▶ TASK TO CARRY OUT
Carry none of the pictures over; set down the material below exactly.

▶ WORKING DATA
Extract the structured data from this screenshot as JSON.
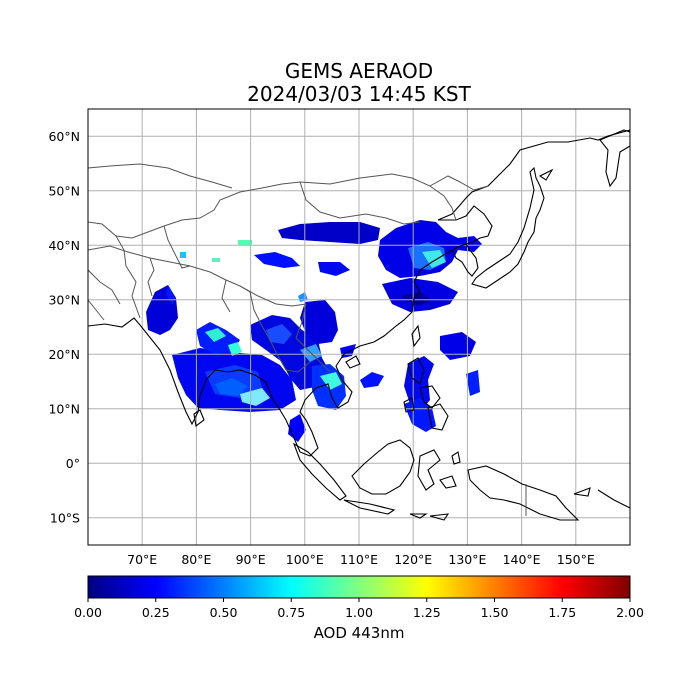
{
  "title": "GEMS AERAOD",
  "subtitle": "2024/03/03 14:45 KST",
  "lon_ticks": [
    "70°E",
    "80°E",
    "90°E",
    "100°E",
    "110°E",
    "120°E",
    "130°E",
    "140°E",
    "150°E"
  ],
  "lat_ticks": [
    "60°N",
    "50°N",
    "40°N",
    "30°N",
    "20°N",
    "10°N",
    "0°",
    "10°S"
  ],
  "colorbar": {
    "label": "AOD 443nm",
    "ticks": [
      "0.00",
      "0.25",
      "0.50",
      "0.75",
      "1.00",
      "1.25",
      "1.50",
      "1.75",
      "2.00"
    ],
    "colors": [
      "#00007f",
      "#0000ff",
      "#007fff",
      "#00ffff",
      "#7fff7f",
      "#ffff00",
      "#ff7f00",
      "#ff0000",
      "#7f0000"
    ]
  },
  "map": {
    "lon_range": [
      60,
      160
    ],
    "lat_range": [
      -15,
      65
    ],
    "colormap": "jet",
    "aod_range": [
      0,
      2
    ]
  }
}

▶ OUTPUT OF THE EXERCISE
Extract the structured data from this screenshot as JSON.
{
  "title": "GEMS AERAOD",
  "subtitle": "2024/03/03 14:45 KST",
  "lon_ticks": [
    "70°E",
    "80°E",
    "90°E",
    "100°E",
    "110°E",
    "120°E",
    "130°E",
    "140°E",
    "150°E"
  ],
  "lat_ticks": [
    "60°N",
    "50°N",
    "40°N",
    "30°N",
    "20°N",
    "10°N",
    "0°",
    "10°S"
  ],
  "colorbar": {
    "label": "AOD 443nm",
    "ticks": [
      "0.00",
      "0.25",
      "0.50",
      "0.75",
      "1.00",
      "1.25",
      "1.50",
      "1.75",
      "2.00"
    ],
    "colors": [
      "#00007f",
      "#0000ff",
      "#007fff",
      "#00ffff",
      "#7fff7f",
      "#ffff00",
      "#ff7f00",
      "#ff0000",
      "#7f0000"
    ]
  },
  "map": {
    "lon_range": [
      60,
      160
    ],
    "lat_range": [
      -15,
      65
    ],
    "colormap": "jet",
    "aod_range": [
      0,
      2
    ]
  }
}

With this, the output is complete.